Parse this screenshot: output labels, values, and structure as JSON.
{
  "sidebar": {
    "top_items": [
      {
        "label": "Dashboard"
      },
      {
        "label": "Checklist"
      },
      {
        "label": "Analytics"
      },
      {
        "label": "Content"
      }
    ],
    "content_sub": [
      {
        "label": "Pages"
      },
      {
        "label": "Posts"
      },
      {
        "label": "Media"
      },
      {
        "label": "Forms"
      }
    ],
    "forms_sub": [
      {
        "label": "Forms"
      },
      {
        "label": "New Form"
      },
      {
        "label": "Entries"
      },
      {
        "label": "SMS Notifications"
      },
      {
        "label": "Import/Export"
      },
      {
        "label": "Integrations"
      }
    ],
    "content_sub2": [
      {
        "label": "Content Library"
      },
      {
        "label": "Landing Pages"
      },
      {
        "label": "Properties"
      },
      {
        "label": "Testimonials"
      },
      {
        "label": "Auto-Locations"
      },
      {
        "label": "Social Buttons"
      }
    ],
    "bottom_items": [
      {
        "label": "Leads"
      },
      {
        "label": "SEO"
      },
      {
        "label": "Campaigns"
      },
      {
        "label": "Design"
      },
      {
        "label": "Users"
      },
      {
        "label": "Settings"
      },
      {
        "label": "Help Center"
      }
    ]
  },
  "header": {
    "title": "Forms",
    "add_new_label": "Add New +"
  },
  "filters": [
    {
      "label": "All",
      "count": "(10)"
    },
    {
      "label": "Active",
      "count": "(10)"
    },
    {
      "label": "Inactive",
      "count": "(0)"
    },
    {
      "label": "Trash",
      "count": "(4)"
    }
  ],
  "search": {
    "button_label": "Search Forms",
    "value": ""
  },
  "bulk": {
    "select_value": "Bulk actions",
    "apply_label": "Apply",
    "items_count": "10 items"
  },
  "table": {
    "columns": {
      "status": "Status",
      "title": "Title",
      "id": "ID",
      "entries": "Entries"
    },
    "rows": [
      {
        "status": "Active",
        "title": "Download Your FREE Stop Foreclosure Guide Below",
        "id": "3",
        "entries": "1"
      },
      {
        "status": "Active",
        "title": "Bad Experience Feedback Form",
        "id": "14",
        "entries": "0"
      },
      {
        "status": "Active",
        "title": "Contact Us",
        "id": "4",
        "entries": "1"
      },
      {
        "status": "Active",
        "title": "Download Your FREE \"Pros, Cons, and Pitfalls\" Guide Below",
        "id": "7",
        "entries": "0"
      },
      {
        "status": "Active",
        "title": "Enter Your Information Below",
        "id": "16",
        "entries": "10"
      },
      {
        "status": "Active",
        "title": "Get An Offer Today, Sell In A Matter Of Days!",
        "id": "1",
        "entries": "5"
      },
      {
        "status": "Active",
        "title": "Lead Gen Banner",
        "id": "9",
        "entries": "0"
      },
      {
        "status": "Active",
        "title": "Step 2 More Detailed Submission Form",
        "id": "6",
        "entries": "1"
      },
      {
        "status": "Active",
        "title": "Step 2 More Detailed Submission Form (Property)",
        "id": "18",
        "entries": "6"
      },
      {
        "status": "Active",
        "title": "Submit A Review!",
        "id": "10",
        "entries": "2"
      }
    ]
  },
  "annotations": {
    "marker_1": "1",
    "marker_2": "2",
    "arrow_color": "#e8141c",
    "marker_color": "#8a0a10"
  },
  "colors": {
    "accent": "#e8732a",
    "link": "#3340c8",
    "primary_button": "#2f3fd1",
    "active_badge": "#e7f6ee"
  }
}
+ + + +
### WHAT THE TASK REQUIRES
Print out the whole listing exactly as it appears.

### OUTPUT BELOW
Parse this screenshot: output labels, values, and structure as JSON.
{
  "sidebar": {
    "top_items": [
      {
        "label": "Dashboard"
      },
      {
        "label": "Checklist"
      },
      {
        "label": "Analytics"
      },
      {
        "label": "Content"
      }
    ],
    "content_sub": [
      {
        "label": "Pages"
      },
      {
        "label": "Posts"
      },
      {
        "label": "Media"
      },
      {
        "label": "Forms"
      }
    ],
    "forms_sub": [
      {
        "label": "Forms"
      },
      {
        "label": "New Form"
      },
      {
        "label": "Entries"
      },
      {
        "label": "SMS Notifications"
      },
      {
        "label": "Import/Export"
      },
      {
        "label": "Integrations"
      }
    ],
    "content_sub2": [
      {
        "label": "Content Library"
      },
      {
        "label": "Landing Pages"
      },
      {
        "label": "Properties"
      },
      {
        "label": "Testimonials"
      },
      {
        "label": "Auto-Locations"
      },
      {
        "label": "Social Buttons"
      }
    ],
    "bottom_items": [
      {
        "label": "Leads"
      },
      {
        "label": "SEO"
      },
      {
        "label": "Campaigns"
      },
      {
        "label": "Design"
      },
      {
        "label": "Users"
      },
      {
        "label": "Settings"
      },
      {
        "label": "Help Center"
      }
    ]
  },
  "header": {
    "title": "Forms",
    "add_new_label": "Add New +"
  },
  "filters": [
    {
      "label": "All",
      "count": "(10)"
    },
    {
      "label": "Active",
      "count": "(10)"
    },
    {
      "label": "Inactive",
      "count": "(0)"
    },
    {
      "label": "Trash",
      "count": "(4)"
    }
  ],
  "search": {
    "button_label": "Search Forms",
    "value": ""
  },
  "bulk": {
    "select_value": "Bulk actions",
    "apply_label": "Apply",
    "items_count": "10 items"
  },
  "table": {
    "columns": {
      "status": "Status",
      "title": "Title",
      "id": "ID",
      "entries": "Entries"
    },
    "rows": [
      {
        "status": "Active",
        "title": "Download Your FREE Stop Foreclosure Guide Below",
        "id": "3",
        "entries": "1"
      },
      {
        "status": "Active",
        "title": "Bad Experience Feedback Form",
        "id": "14",
        "entries": "0"
      },
      {
        "status": "Active",
        "title": "Contact Us",
        "id": "4",
        "entries": "1"
      },
      {
        "status": "Active",
        "title": "Download Your FREE \"Pros, Cons, and Pitfalls\" Guide Below",
        "id": "7",
        "entries": "0"
      },
      {
        "status": "Active",
        "title": "Enter Your Information Below",
        "id": "16",
        "entries": "10"
      },
      {
        "status": "Active",
        "title": "Get An Offer Today, Sell In A Matter Of Days!",
        "id": "1",
        "entries": "5"
      },
      {
        "status": "Active",
        "title": "Lead Gen Banner",
        "id": "9",
        "entries": "0"
      },
      {
        "status": "Active",
        "title": "Step 2 More Detailed Submission Form",
        "id": "6",
        "entries": "1"
      },
      {
        "status": "Active",
        "title": "Step 2 More Detailed Submission Form (Property)",
        "id": "18",
        "entries": "6"
      },
      {
        "status": "Active",
        "title": "Submit A Review!",
        "id": "10",
        "entries": "2"
      }
    ]
  },
  "annotations": {
    "marker_1": "1",
    "marker_2": "2",
    "arrow_color": "#e8141c",
    "marker_color": "#8a0a10"
  },
  "colors": {
    "accent": "#e8732a",
    "link": "#3340c8",
    "primary_button": "#2f3fd1",
    "active_badge": "#e7f6ee"
  }
}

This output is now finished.